>> begin Materials provided

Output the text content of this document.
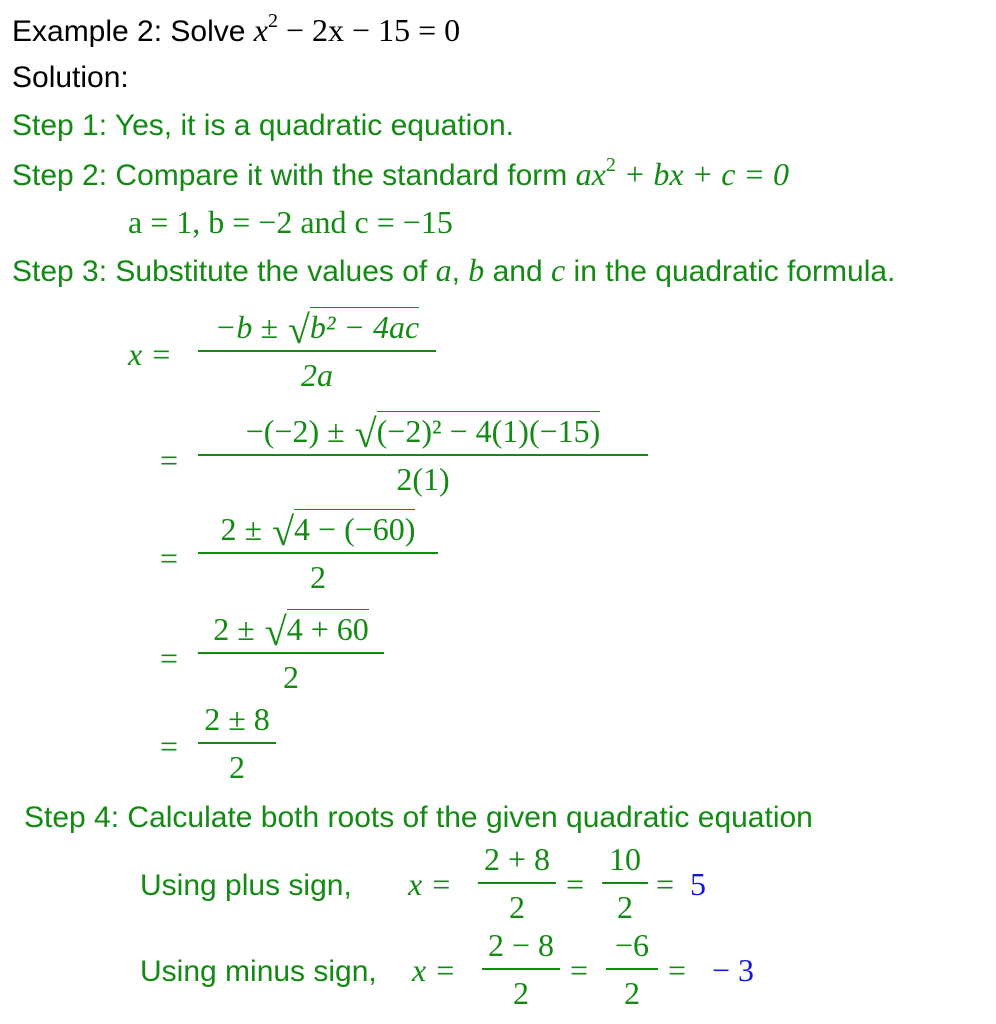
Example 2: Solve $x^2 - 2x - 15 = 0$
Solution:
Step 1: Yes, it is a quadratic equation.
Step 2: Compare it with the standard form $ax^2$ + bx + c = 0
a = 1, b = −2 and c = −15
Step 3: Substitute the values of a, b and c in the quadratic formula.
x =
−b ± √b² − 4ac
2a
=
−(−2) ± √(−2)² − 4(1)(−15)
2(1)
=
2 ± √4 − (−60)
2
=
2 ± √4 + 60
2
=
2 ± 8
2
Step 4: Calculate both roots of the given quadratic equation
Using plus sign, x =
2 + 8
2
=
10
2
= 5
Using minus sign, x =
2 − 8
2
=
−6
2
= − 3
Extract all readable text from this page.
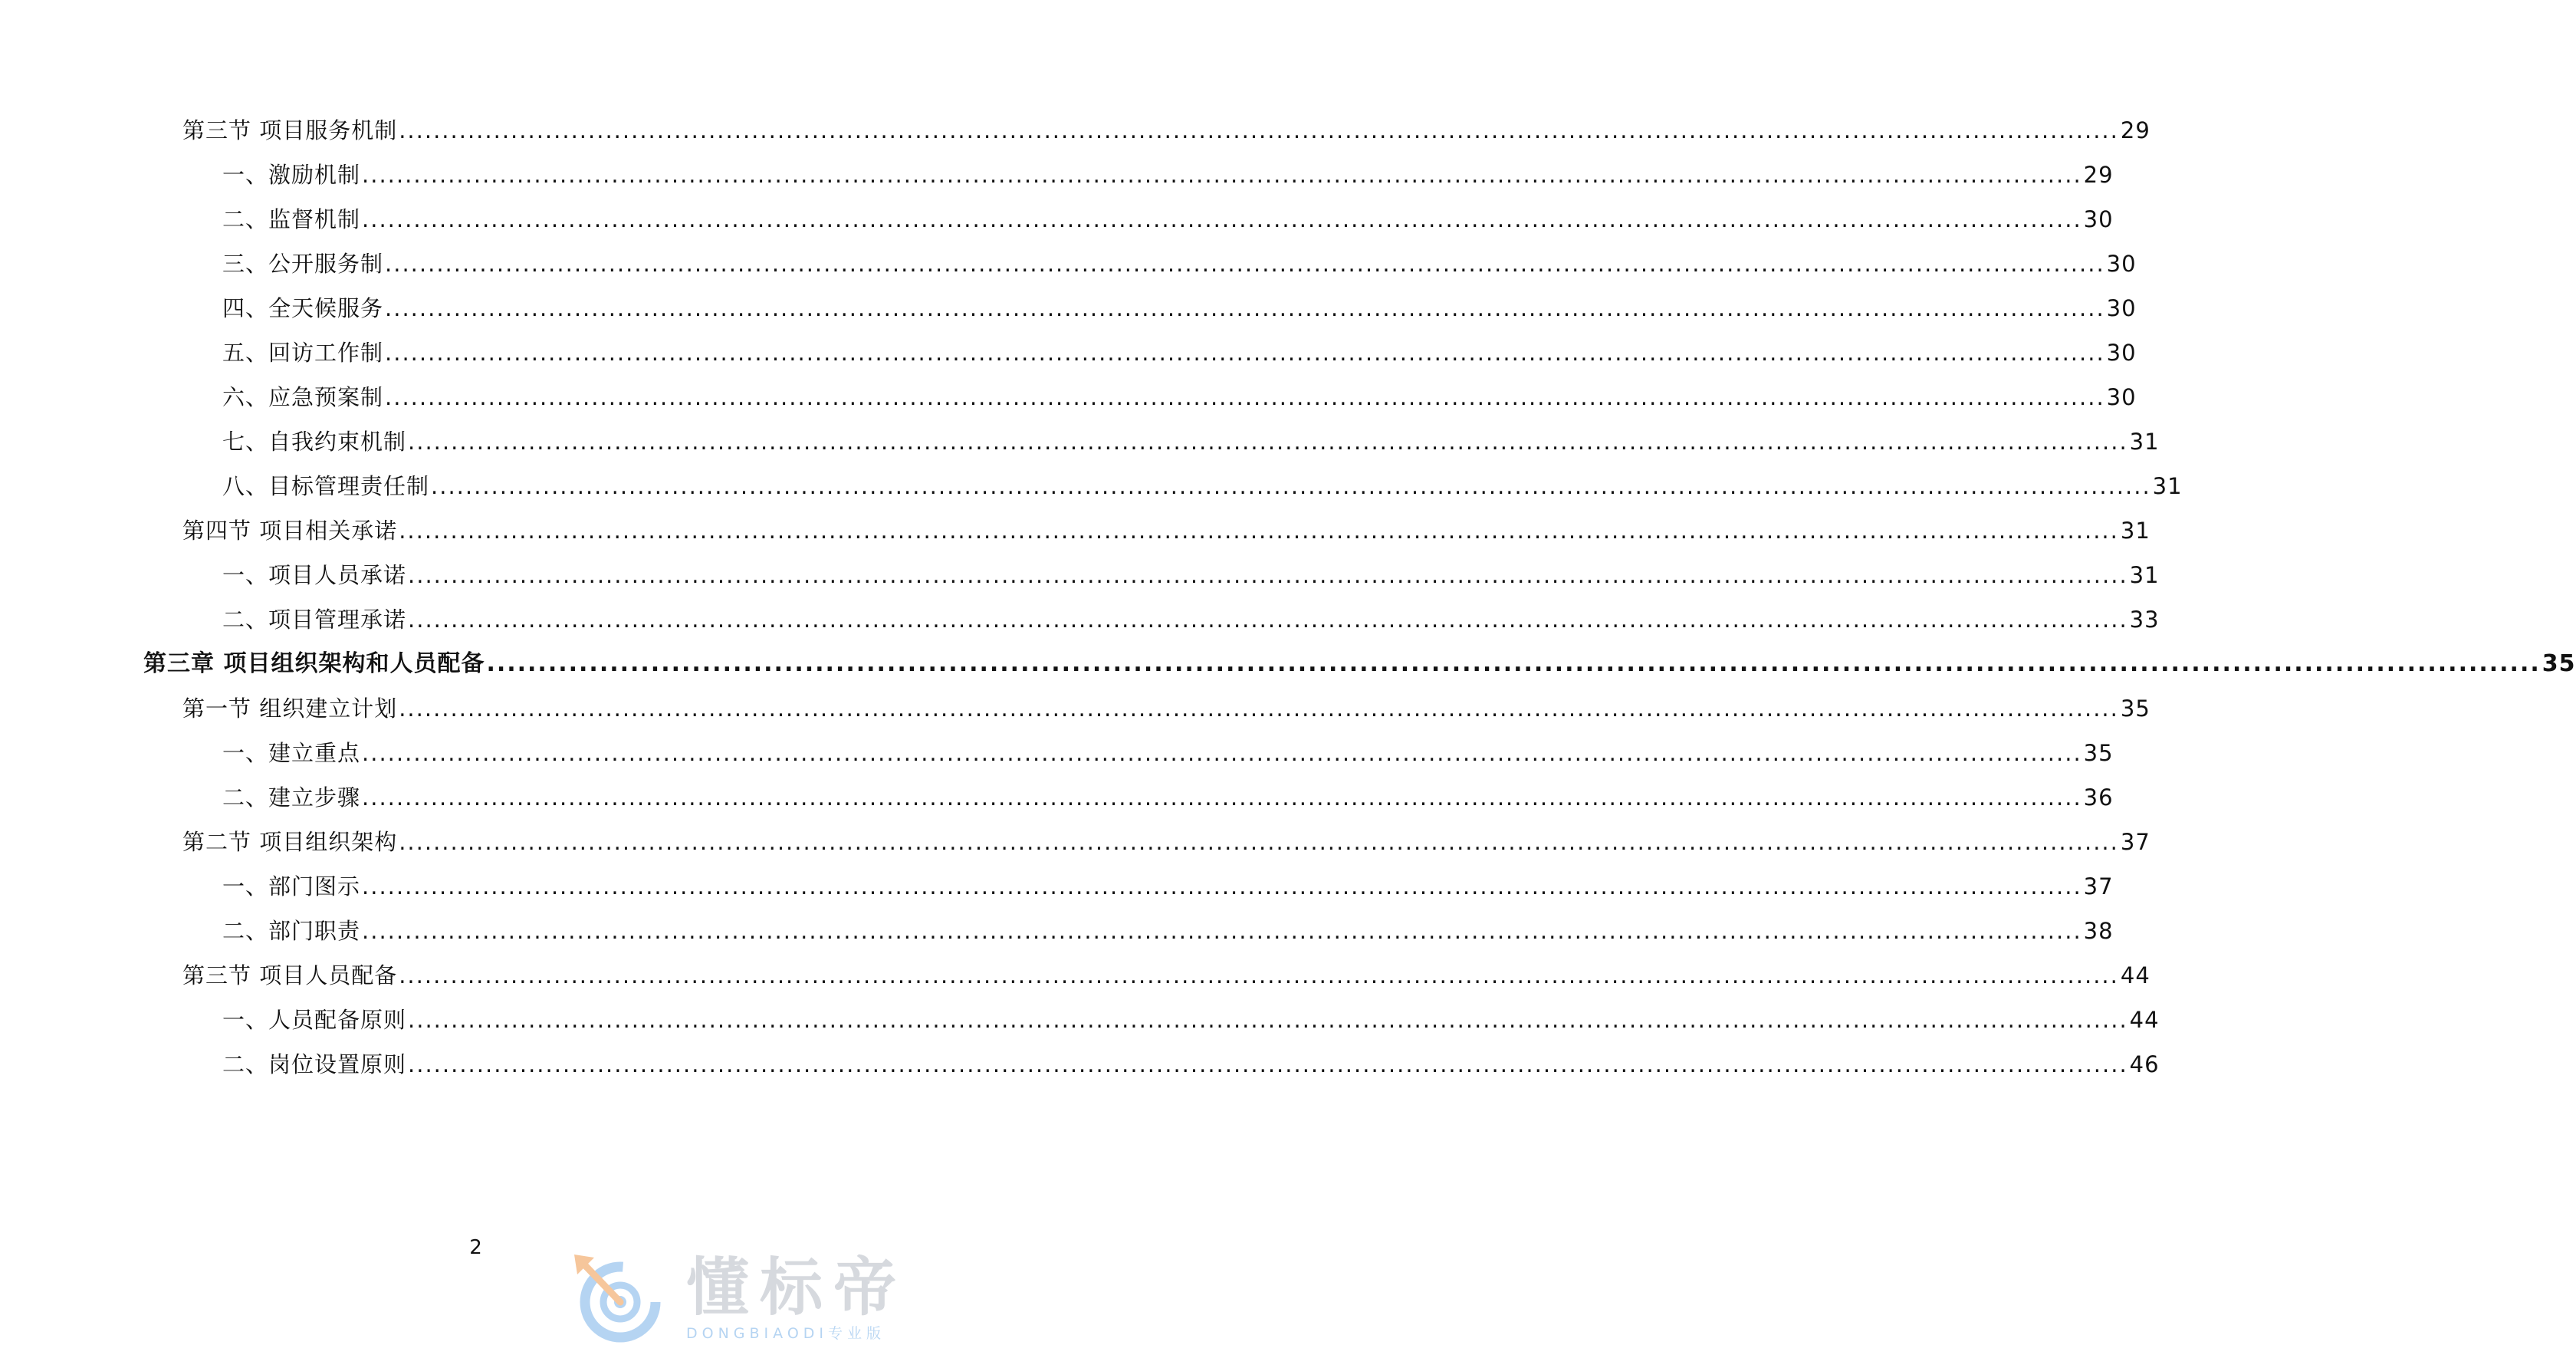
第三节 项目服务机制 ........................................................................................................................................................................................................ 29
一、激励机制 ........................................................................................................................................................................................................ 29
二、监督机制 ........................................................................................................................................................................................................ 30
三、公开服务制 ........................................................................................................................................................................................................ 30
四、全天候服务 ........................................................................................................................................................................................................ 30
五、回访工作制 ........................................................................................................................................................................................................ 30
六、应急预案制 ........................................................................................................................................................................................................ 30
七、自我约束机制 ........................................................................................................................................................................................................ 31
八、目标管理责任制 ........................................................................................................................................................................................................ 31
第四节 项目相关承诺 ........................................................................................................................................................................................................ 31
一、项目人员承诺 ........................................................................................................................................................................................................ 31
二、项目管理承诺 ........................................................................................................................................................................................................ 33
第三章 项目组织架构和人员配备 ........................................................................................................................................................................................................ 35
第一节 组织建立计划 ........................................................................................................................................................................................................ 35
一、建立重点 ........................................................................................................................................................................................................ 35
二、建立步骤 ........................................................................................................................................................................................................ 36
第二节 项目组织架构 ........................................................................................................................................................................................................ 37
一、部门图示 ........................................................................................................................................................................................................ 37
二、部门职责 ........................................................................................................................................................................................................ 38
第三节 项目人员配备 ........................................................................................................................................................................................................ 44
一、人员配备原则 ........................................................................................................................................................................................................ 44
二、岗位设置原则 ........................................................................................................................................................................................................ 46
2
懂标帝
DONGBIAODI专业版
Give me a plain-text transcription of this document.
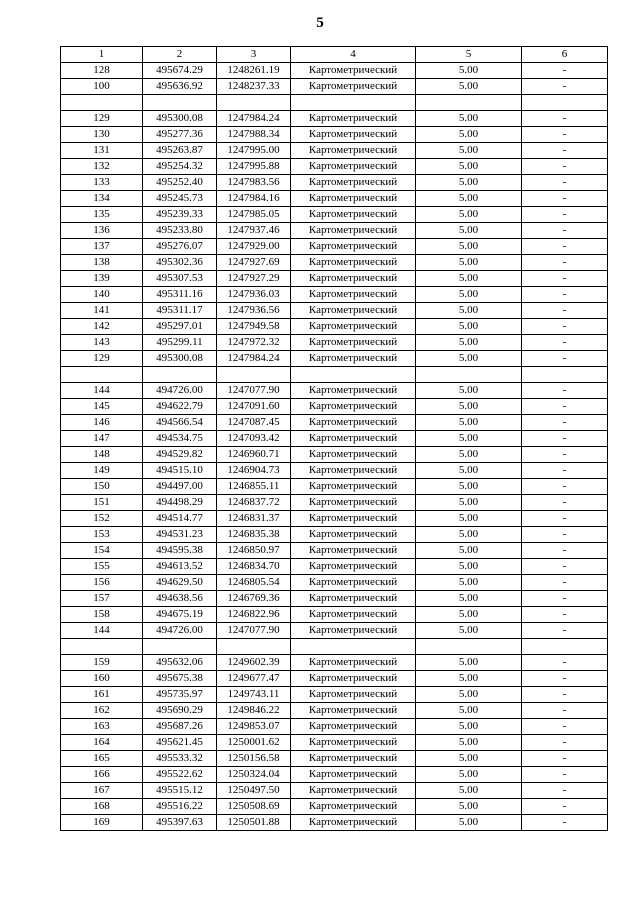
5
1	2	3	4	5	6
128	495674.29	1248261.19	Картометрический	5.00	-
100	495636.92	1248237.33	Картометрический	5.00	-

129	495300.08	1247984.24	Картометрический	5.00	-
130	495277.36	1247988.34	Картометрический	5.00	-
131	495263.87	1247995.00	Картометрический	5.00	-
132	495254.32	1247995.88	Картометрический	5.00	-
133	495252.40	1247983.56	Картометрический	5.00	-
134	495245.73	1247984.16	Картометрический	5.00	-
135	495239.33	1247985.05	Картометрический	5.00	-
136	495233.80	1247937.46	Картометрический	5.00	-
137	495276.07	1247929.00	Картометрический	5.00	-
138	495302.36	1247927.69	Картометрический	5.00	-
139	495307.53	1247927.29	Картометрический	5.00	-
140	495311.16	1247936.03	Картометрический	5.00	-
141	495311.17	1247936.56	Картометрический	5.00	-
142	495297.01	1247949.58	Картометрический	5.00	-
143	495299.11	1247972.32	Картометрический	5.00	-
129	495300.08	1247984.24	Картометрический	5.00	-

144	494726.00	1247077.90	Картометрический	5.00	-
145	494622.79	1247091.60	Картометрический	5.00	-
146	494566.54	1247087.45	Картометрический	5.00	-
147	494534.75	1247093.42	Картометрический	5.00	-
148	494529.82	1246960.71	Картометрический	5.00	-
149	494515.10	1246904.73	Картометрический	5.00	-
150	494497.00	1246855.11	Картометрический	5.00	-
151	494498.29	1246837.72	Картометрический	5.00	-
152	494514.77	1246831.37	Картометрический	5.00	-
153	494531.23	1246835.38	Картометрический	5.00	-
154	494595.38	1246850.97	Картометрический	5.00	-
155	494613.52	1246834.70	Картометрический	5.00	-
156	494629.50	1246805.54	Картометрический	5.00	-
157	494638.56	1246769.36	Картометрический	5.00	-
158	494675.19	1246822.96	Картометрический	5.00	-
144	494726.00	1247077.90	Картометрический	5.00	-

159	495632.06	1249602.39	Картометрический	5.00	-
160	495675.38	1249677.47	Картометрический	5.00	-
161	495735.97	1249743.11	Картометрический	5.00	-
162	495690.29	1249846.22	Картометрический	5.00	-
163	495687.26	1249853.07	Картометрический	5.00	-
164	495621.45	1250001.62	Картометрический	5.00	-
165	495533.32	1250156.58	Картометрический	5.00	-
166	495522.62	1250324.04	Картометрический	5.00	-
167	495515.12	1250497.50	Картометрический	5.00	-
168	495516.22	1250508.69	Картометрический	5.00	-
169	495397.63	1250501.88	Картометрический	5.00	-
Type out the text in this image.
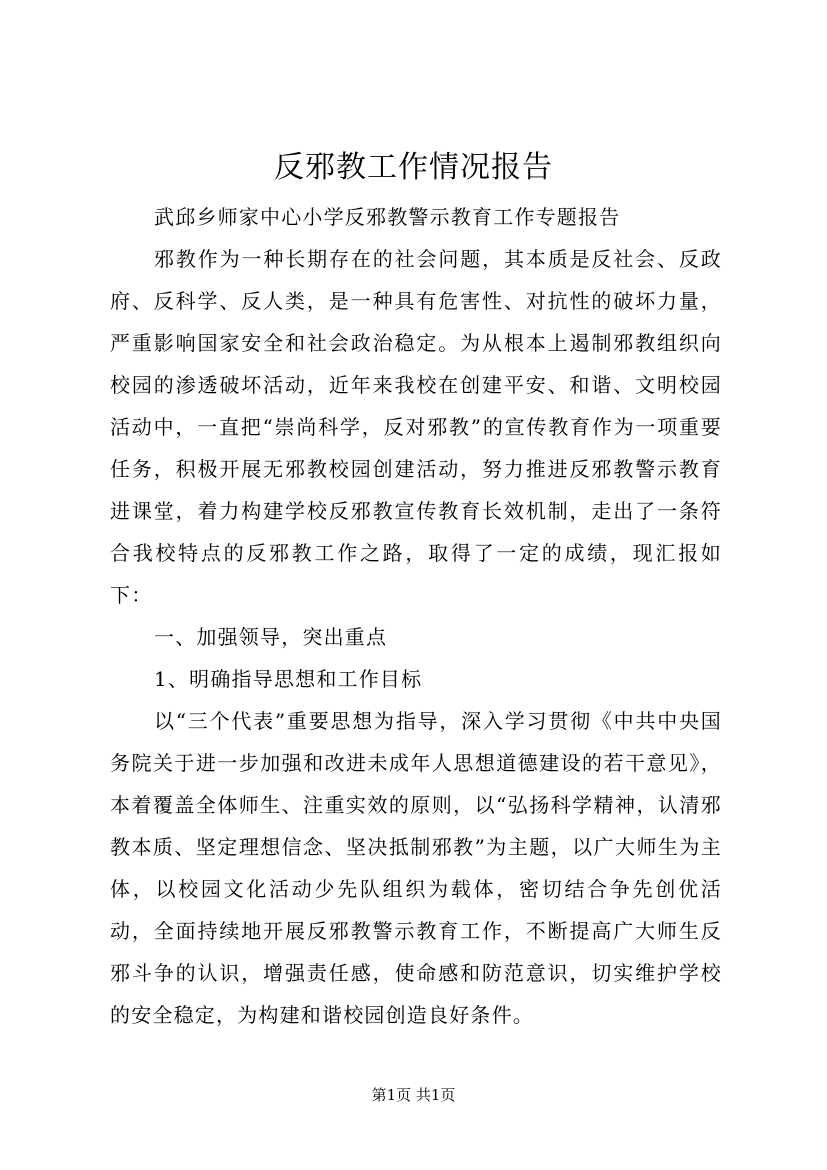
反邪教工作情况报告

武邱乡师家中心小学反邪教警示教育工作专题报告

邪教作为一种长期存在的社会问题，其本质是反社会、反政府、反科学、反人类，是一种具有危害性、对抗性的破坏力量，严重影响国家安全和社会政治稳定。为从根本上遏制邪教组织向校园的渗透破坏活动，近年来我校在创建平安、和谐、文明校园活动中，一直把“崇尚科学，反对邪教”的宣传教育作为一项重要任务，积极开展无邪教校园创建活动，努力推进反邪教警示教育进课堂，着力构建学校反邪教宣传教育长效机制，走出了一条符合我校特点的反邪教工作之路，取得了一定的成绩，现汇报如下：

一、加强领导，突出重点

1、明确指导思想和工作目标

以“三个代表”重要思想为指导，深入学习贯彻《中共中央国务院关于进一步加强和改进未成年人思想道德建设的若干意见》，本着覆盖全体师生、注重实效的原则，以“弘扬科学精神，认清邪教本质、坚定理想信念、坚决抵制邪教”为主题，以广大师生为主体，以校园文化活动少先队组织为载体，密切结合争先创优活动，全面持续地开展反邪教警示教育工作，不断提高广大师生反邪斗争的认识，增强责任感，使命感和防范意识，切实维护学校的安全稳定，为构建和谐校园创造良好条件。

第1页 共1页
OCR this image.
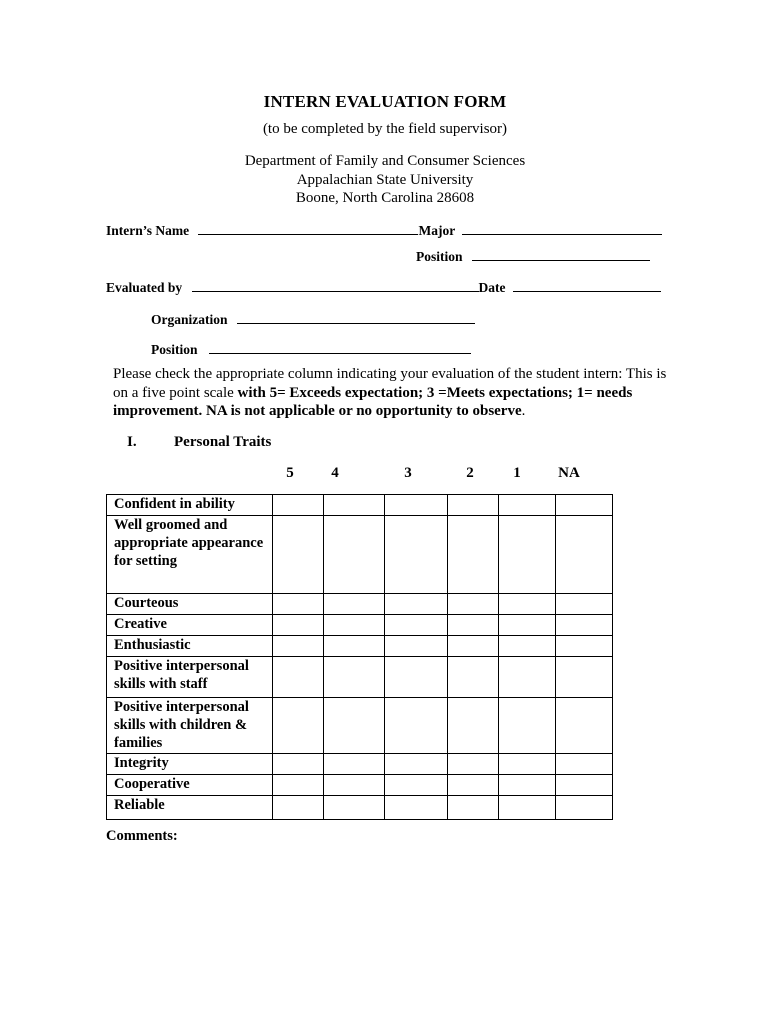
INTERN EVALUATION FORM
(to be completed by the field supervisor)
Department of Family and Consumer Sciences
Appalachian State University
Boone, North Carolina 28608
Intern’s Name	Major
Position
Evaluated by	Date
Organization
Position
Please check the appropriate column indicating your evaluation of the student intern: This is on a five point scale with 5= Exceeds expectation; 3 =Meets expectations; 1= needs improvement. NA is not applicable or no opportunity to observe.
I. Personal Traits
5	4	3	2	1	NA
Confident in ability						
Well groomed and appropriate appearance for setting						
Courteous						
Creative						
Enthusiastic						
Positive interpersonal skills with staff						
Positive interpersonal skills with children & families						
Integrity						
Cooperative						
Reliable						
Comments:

>> end Materials provided

### What you should do:
Go through the listing above and pull out each line containing the word "Step".

### Answer in full:
Step 1: Yes, it is a quadratic equation.
Step 2: Compare it with the standard form $ax^2$ + bx + c = 0
Step 3: Substitute the values of a, b and c in the quadratic formula.
Step 4: Calculate both roots of the given quadratic equation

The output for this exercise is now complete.